**Records contained in a dataset**
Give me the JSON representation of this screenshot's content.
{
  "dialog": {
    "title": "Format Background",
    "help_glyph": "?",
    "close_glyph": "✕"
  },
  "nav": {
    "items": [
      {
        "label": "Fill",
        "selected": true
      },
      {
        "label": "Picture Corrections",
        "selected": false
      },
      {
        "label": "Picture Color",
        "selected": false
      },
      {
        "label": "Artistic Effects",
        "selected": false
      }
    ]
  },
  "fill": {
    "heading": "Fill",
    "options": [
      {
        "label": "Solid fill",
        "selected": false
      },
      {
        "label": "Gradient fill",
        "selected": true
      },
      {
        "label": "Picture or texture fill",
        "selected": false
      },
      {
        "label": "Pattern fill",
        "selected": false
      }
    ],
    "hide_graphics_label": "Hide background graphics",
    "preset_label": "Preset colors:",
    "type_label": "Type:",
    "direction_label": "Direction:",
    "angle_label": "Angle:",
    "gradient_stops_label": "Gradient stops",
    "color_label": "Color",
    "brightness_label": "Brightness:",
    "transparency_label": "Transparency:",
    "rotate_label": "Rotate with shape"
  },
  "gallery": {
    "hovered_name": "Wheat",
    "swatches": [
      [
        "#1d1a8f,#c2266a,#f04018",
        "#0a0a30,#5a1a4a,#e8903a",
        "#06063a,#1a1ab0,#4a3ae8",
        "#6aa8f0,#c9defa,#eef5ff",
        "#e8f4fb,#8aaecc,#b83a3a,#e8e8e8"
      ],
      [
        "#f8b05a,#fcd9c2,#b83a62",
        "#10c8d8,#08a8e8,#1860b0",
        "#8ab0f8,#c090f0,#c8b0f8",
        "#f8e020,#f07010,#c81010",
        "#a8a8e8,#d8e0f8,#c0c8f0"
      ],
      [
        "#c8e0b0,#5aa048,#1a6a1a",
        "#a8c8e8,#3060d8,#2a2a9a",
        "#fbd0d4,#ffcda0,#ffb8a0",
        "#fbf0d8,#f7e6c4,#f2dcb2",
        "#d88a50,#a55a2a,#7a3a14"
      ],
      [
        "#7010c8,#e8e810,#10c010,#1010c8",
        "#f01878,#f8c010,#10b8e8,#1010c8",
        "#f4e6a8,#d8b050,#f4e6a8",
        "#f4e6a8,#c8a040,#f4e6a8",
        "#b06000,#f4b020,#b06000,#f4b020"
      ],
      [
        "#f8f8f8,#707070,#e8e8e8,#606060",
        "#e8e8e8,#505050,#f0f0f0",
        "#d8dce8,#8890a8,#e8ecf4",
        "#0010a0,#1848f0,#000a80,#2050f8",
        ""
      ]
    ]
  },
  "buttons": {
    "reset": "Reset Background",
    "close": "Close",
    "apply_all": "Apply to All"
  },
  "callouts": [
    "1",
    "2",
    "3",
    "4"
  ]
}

**WHAT THE TASK REQUIRES**
Repeat the data above, word for word.

**RIGHT ANSWER**
Give me the JSON representation of this screenshot's content.
{
  "dialog": {
    "title": "Format Background",
    "help_glyph": "?",
    "close_glyph": "✕"
  },
  "nav": {
    "items": [
      {
        "label": "Fill",
        "selected": true
      },
      {
        "label": "Picture Corrections",
        "selected": false
      },
      {
        "label": "Picture Color",
        "selected": false
      },
      {
        "label": "Artistic Effects",
        "selected": false
      }
    ]
  },
  "fill": {
    "heading": "Fill",
    "options": [
      {
        "label": "Solid fill",
        "selected": false
      },
      {
        "label": "Gradient fill",
        "selected": true
      },
      {
        "label": "Picture or texture fill",
        "selected": false
      },
      {
        "label": "Pattern fill",
        "selected": false
      }
    ],
    "hide_graphics_label": "Hide background graphics",
    "preset_label": "Preset colors:",
    "type_label": "Type:",
    "direction_label": "Direction:",
    "angle_label": "Angle:",
    "gradient_stops_label": "Gradient stops",
    "color_label": "Color",
    "brightness_label": "Brightness:",
    "transparency_label": "Transparency:",
    "rotate_label": "Rotate with shape"
  },
  "gallery": {
    "hovered_name": "Wheat",
    "swatches": [
      [
        "#1d1a8f,#c2266a,#f04018",
        "#0a0a30,#5a1a4a,#e8903a",
        "#06063a,#1a1ab0,#4a3ae8",
        "#6aa8f0,#c9defa,#eef5ff",
        "#e8f4fb,#8aaecc,#b83a3a,#e8e8e8"
      ],
      [
        "#f8b05a,#fcd9c2,#b83a62",
        "#10c8d8,#08a8e8,#1860b0",
        "#8ab0f8,#c090f0,#c8b0f8",
        "#f8e020,#f07010,#c81010",
        "#a8a8e8,#d8e0f8,#c0c8f0"
      ],
      [
        "#c8e0b0,#5aa048,#1a6a1a",
        "#a8c8e8,#3060d8,#2a2a9a",
        "#fbd0d4,#ffcda0,#ffb8a0",
        "#fbf0d8,#f7e6c4,#f2dcb2",
        "#d88a50,#a55a2a,#7a3a14"
      ],
      [
        "#7010c8,#e8e810,#10c010,#1010c8",
        "#f01878,#f8c010,#10b8e8,#1010c8",
        "#f4e6a8,#d8b050,#f4e6a8",
        "#f4e6a8,#c8a040,#f4e6a8",
        "#b06000,#f4b020,#b06000,#f4b020"
      ],
      [
        "#f8f8f8,#707070,#e8e8e8,#606060",
        "#e8e8e8,#505050,#f0f0f0",
        "#d8dce8,#8890a8,#e8ecf4",
        "#0010a0,#1848f0,#000a80,#2050f8",
        ""
      ]
    ]
  },
  "buttons": {
    "reset": "Reset Background",
    "close": "Close",
    "apply_all": "Apply to All"
  },
  "callouts": [
    "1",
    "2",
    "3",
    "4"
  ]
}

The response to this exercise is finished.